=== Provided passage ===
====
But on August 8, when King presented the Bank’s quarterly inflation report in the conference theatre of the Old Lady’s building in Threadneedle Street, he was anything but concerned. The governor referred to “tremors” in financial markets and insisted it was not a crisis.
“It’s not an international financial crisis,” he said. “It’s developments in spreads which reflect a more realistic pricing of risk, and that’s to be welcomed.”
The message of the report was that interest rates needed to rise further. City bankers were shocked.
“I was flabbergasted,” said one City expert. “Everybody had told them how serious [the credit crunch] could be and yet Mervyn King virtually dismissed it as a storm in a teacup. This was extraordinarily complacent.”
On August 9 interest rates in European money markets spiked, hitting their highest level for six years. With the credit crunch threatening serious damage, the European Central Bank (ECB) made a massive amount of liquidity available. Major banks snapped up €94 billion (£65 billion).
In America the Federal Reserve also acted, though on a more modest scale. It injected $24 billion (£12 billion) into the system. But in London, King did nothing, though executives from big banks were urging him and the FSA to act.
Soon afterwards Northern Rock contacted the Bank, warning that it was facing potentially severe difficulties.
King had postponed a holiday because of the turbulence, but Sir John Gieve, the deputy governor of the Bank responsible for financial stability and a board member of the FSA, was away for two weeks. He had gone to his mother’s funeral and, at King’s insistence, had taken the week off after it; he then went on holiday in France.
Gieve was, he said later, “in touch with the office, but the governor thought it wasn’t necessary” for him to return.
Nor was Alistair Darling, the chancellor, well positioned to appreciate the seriousness of events. Though he had just returned from holiday in Spain, he had been in the post only a few weeks and was still reading his way into the job.
King remained focused on his prime objective of controlling inflation; he saw no need to inject money into the banking system to ease the credit crunch, let alone to help Northern Rock. With hindsight, if he had pumped money into the markets in early August, would Northern Rock have been saved?
====
=== Collected data ===
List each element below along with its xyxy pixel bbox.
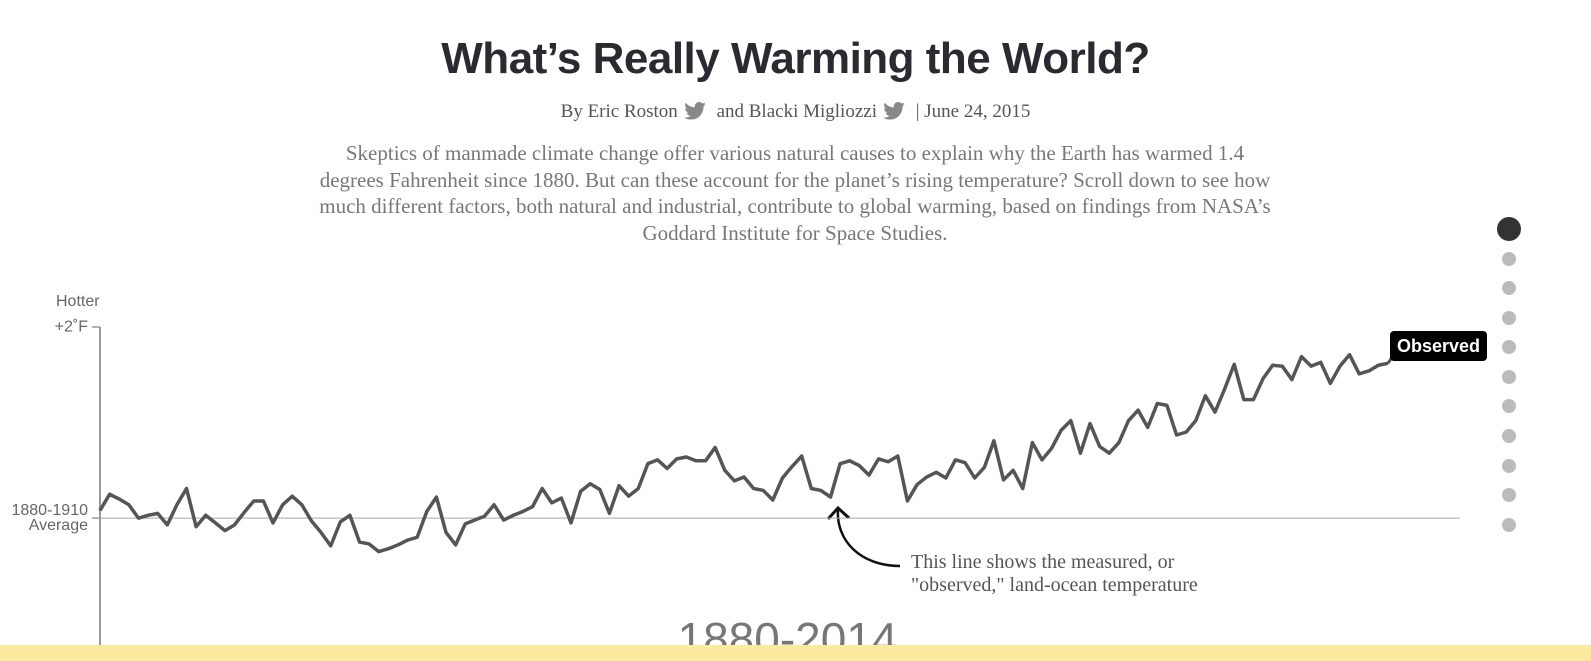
====
=== Prompt ===
Please answer these from the passage about the Bank of England and the credit crunch.
(a) On what date did King present the Bank's quarterly inflation report?
(b) How much did the Federal Reserve inject into the system?
(c) In which country did Sir John Gieve go on holiday?

=== Completed exercise ===
(a) August 8
(b) $24 billion (£12 billion)
(c) France